-------- Materials provided --------

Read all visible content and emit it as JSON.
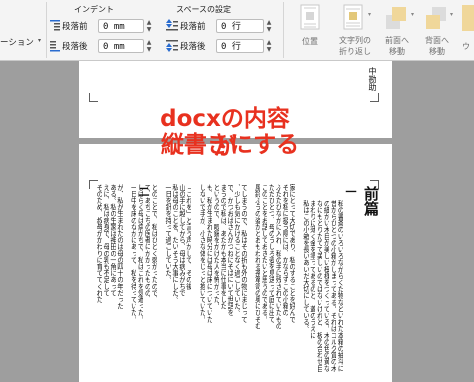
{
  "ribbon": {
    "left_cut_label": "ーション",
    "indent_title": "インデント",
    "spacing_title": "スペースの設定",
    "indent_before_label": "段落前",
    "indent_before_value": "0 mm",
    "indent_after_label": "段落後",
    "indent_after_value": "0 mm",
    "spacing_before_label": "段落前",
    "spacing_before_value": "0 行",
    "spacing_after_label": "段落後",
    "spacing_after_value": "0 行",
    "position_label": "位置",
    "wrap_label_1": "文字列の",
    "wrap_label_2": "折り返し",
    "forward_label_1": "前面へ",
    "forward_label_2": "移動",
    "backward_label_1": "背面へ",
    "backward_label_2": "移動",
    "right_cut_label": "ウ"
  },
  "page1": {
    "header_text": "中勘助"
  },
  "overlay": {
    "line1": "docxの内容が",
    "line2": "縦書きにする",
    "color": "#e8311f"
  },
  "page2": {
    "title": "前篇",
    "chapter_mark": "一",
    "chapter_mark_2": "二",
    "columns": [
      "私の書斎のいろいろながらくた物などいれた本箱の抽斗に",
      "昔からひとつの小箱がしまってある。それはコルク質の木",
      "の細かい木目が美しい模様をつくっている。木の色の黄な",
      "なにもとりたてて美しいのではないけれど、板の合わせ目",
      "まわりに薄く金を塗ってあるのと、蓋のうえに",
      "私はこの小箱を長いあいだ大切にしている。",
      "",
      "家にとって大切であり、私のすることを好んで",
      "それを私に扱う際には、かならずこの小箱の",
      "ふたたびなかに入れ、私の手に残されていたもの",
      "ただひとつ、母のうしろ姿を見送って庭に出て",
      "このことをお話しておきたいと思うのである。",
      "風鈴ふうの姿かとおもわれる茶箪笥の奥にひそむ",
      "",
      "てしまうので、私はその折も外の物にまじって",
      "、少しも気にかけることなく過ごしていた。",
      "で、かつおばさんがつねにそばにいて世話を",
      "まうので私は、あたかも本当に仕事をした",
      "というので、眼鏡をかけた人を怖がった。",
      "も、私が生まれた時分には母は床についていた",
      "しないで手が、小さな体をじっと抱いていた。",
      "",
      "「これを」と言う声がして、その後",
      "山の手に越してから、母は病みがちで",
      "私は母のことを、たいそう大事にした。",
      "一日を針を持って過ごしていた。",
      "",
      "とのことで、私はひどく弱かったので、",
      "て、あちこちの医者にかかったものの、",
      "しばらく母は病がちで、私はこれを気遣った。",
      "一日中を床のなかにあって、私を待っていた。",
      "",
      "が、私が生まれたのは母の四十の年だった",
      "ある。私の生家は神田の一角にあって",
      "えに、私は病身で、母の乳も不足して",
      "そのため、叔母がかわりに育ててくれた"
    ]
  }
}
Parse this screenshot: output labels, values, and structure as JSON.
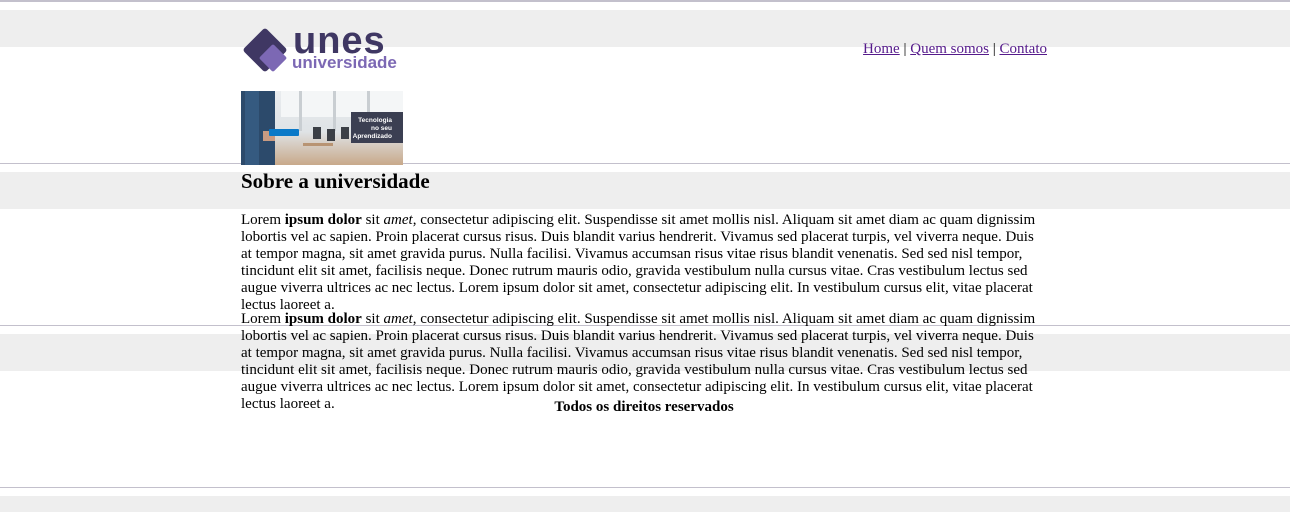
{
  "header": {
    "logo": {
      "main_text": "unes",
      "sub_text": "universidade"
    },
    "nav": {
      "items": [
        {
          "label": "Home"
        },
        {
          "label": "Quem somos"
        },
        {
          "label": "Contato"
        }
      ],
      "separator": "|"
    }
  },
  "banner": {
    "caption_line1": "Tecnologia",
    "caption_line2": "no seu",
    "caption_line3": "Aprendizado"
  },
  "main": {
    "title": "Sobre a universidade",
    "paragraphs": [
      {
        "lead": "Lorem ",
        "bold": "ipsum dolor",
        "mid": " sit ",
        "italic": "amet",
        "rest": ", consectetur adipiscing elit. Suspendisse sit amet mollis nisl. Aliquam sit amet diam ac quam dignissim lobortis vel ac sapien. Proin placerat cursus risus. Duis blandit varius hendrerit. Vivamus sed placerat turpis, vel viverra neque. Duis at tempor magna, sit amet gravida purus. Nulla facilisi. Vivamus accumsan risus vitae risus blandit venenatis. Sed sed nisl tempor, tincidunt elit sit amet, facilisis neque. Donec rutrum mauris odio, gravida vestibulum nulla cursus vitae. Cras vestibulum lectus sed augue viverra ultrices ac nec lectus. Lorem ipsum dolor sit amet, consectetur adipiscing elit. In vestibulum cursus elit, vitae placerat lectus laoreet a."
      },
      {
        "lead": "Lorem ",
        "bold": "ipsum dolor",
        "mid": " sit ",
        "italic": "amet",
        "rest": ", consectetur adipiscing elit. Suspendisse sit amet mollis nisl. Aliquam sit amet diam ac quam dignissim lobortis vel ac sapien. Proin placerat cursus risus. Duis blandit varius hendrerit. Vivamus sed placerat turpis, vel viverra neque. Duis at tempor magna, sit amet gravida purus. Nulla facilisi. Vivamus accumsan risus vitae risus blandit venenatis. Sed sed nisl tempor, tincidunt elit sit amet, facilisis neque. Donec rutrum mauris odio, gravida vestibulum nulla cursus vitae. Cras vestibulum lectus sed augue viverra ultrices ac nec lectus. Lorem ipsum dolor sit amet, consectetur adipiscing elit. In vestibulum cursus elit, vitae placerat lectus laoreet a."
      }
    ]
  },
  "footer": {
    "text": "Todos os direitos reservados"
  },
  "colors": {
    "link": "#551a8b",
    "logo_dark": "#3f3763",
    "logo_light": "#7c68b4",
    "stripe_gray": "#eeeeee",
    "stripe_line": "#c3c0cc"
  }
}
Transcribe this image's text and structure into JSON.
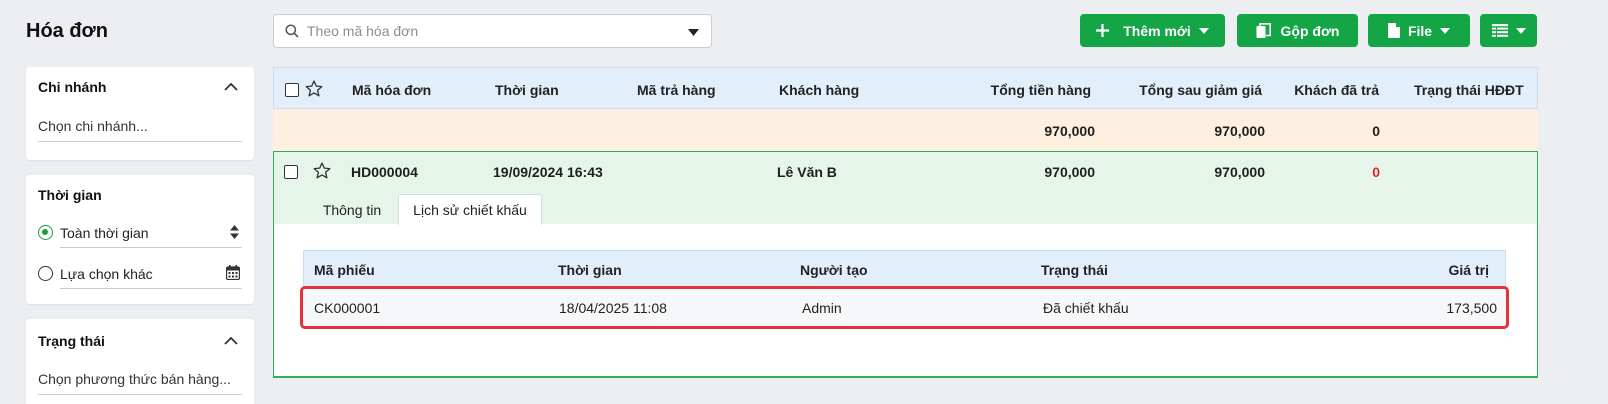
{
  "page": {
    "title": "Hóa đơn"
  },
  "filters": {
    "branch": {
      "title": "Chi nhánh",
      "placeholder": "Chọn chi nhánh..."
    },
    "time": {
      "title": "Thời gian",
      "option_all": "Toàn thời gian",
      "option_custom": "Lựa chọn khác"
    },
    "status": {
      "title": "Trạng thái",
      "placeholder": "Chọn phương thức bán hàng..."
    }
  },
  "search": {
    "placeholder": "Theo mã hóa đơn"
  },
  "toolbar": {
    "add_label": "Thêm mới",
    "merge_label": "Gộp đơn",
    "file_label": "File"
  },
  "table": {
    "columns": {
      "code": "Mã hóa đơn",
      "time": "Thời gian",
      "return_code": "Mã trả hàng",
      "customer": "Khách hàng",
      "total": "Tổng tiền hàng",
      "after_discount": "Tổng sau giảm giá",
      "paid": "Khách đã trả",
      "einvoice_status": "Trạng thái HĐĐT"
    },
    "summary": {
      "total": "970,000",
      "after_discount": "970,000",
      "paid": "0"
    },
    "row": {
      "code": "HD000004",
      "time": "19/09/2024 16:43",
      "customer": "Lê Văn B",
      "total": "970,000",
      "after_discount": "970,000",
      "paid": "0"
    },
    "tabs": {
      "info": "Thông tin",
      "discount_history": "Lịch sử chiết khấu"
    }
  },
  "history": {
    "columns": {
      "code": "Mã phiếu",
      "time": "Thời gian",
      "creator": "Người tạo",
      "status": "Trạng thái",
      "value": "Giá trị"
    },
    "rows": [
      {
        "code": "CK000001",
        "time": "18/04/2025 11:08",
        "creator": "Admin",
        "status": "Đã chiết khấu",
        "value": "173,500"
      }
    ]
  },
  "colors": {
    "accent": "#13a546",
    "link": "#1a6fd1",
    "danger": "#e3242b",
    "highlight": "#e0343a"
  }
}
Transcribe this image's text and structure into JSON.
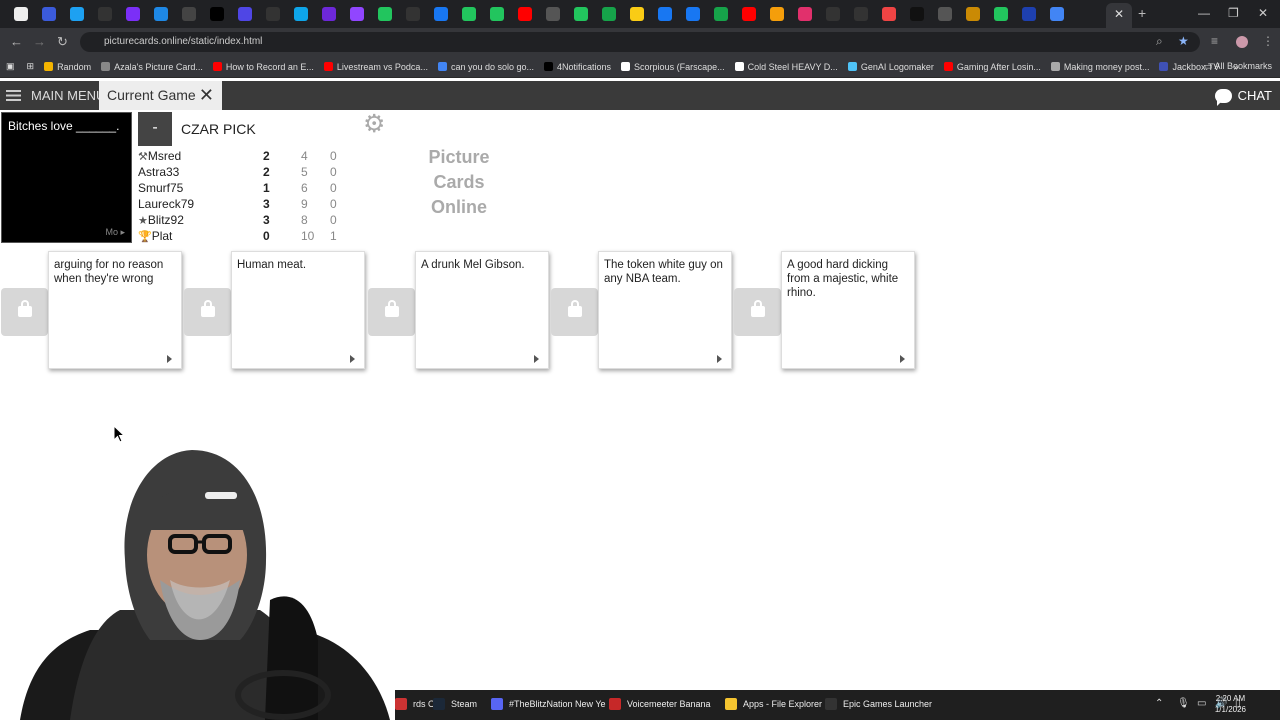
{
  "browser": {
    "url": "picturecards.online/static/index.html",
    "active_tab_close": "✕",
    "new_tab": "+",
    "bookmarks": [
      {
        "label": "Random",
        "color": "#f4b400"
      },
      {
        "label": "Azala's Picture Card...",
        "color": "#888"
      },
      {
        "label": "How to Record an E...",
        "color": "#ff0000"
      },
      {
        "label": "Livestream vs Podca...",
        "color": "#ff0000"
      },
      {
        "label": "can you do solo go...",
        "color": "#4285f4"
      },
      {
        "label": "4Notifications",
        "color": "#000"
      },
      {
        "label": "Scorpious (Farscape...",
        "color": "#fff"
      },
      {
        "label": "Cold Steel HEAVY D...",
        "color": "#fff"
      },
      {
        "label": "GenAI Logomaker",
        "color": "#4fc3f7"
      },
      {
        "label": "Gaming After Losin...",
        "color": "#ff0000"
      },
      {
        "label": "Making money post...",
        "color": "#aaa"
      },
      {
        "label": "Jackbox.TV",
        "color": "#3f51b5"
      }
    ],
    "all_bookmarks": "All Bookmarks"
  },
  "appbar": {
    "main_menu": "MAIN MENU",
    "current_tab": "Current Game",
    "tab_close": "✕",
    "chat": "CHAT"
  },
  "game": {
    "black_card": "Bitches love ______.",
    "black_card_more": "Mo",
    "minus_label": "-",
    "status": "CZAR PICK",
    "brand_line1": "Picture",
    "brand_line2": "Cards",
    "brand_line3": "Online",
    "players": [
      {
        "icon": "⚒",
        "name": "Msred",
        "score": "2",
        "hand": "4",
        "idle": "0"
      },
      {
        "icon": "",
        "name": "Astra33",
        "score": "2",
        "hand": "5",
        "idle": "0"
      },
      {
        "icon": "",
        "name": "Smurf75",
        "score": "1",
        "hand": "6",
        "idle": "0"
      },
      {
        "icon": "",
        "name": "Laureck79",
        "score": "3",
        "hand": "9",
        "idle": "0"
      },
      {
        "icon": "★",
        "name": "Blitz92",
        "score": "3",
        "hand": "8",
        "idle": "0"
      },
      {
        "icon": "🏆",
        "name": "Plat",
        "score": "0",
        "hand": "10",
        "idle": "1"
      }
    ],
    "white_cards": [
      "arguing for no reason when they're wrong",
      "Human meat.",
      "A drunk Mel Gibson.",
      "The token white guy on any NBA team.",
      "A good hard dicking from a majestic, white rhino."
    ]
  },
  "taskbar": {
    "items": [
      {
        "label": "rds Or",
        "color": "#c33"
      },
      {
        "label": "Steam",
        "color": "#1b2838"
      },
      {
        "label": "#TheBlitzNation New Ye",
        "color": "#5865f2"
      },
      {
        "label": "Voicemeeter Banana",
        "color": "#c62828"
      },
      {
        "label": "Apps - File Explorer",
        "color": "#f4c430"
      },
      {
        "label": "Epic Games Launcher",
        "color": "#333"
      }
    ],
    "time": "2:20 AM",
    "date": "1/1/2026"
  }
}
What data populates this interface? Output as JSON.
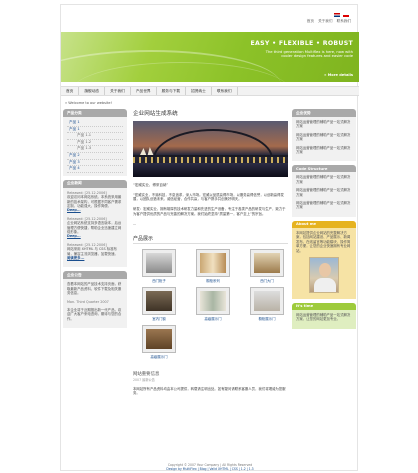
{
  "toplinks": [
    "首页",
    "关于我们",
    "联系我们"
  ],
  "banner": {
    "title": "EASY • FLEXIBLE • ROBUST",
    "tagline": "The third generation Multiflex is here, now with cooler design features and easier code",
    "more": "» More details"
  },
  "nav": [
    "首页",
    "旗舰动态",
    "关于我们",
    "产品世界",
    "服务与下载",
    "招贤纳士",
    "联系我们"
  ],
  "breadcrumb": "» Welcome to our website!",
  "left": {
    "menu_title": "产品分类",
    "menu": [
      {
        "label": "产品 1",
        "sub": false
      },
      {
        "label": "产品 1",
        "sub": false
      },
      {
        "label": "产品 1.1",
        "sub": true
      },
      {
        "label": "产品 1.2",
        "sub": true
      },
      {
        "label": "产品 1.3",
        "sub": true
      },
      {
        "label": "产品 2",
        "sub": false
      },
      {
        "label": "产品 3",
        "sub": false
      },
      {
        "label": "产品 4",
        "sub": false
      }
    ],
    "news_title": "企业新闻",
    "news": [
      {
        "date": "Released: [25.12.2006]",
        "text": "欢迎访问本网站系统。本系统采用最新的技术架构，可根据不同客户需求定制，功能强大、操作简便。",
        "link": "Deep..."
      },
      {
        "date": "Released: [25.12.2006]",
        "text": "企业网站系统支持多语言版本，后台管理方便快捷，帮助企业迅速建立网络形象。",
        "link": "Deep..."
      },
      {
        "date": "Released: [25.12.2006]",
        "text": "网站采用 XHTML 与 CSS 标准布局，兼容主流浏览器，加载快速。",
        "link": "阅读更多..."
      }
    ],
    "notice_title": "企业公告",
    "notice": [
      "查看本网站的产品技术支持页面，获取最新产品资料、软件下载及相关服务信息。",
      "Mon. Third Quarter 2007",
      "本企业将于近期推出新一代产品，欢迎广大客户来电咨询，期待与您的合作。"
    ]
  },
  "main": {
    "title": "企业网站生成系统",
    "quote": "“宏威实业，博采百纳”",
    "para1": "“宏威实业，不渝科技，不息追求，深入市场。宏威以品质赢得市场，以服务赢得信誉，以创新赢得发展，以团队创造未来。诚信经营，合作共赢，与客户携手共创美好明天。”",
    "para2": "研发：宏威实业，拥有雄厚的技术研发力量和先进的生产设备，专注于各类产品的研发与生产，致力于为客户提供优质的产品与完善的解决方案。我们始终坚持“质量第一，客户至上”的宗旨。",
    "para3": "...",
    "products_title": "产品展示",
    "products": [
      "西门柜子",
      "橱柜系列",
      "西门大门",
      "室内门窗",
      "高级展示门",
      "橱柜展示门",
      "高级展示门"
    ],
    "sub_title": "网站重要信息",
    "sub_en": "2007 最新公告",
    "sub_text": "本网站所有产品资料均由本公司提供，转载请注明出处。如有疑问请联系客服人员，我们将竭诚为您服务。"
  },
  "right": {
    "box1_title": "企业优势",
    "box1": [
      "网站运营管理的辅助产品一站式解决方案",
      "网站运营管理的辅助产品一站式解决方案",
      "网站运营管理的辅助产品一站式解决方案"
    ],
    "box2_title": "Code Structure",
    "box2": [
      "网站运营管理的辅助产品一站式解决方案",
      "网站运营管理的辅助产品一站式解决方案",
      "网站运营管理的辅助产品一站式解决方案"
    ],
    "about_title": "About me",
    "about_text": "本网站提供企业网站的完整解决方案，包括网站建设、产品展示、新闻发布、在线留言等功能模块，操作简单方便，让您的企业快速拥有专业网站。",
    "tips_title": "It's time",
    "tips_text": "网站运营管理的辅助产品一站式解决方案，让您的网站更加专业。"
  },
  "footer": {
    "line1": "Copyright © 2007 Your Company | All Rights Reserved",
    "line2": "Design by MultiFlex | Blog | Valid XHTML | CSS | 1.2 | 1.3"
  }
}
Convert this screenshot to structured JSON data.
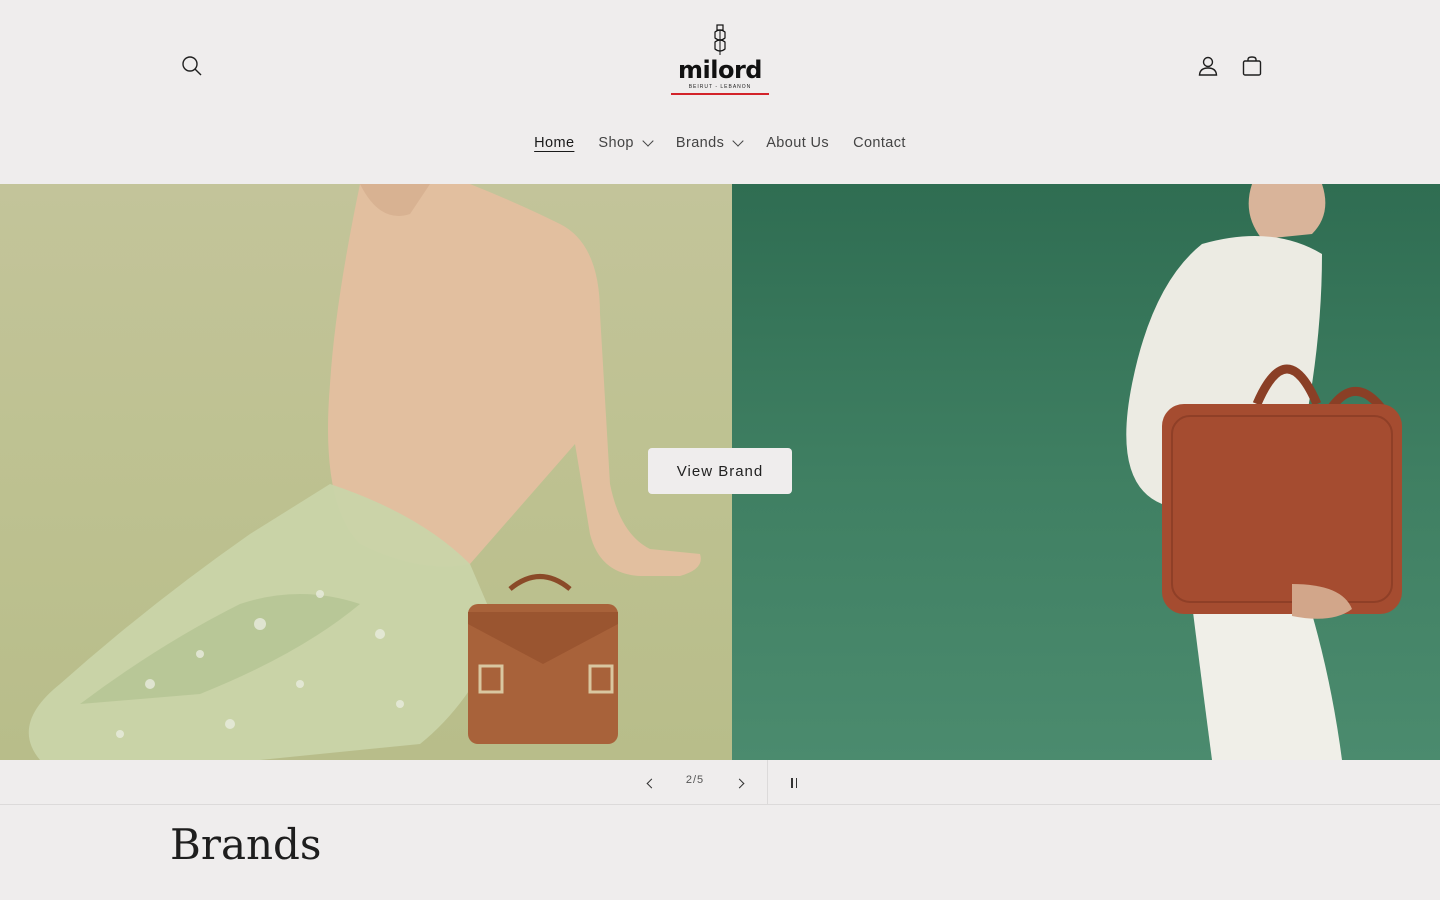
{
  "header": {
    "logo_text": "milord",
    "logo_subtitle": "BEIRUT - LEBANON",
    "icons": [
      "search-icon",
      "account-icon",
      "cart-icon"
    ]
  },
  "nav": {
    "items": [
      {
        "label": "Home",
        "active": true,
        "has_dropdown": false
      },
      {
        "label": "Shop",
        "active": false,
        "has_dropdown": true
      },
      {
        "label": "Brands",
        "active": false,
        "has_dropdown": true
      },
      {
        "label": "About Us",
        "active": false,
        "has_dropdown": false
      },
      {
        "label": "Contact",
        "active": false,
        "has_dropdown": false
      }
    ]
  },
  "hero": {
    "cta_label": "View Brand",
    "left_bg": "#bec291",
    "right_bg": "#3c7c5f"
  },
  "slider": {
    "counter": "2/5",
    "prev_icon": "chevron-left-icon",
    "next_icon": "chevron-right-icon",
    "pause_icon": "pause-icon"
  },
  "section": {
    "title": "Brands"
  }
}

--------

**Given task:** Find every line that holds "khấu" and copy it.

**Solution to this task:**
      "discount_history": "Lịch sử chiết khấu"
        "status": "Đã chiết khấu",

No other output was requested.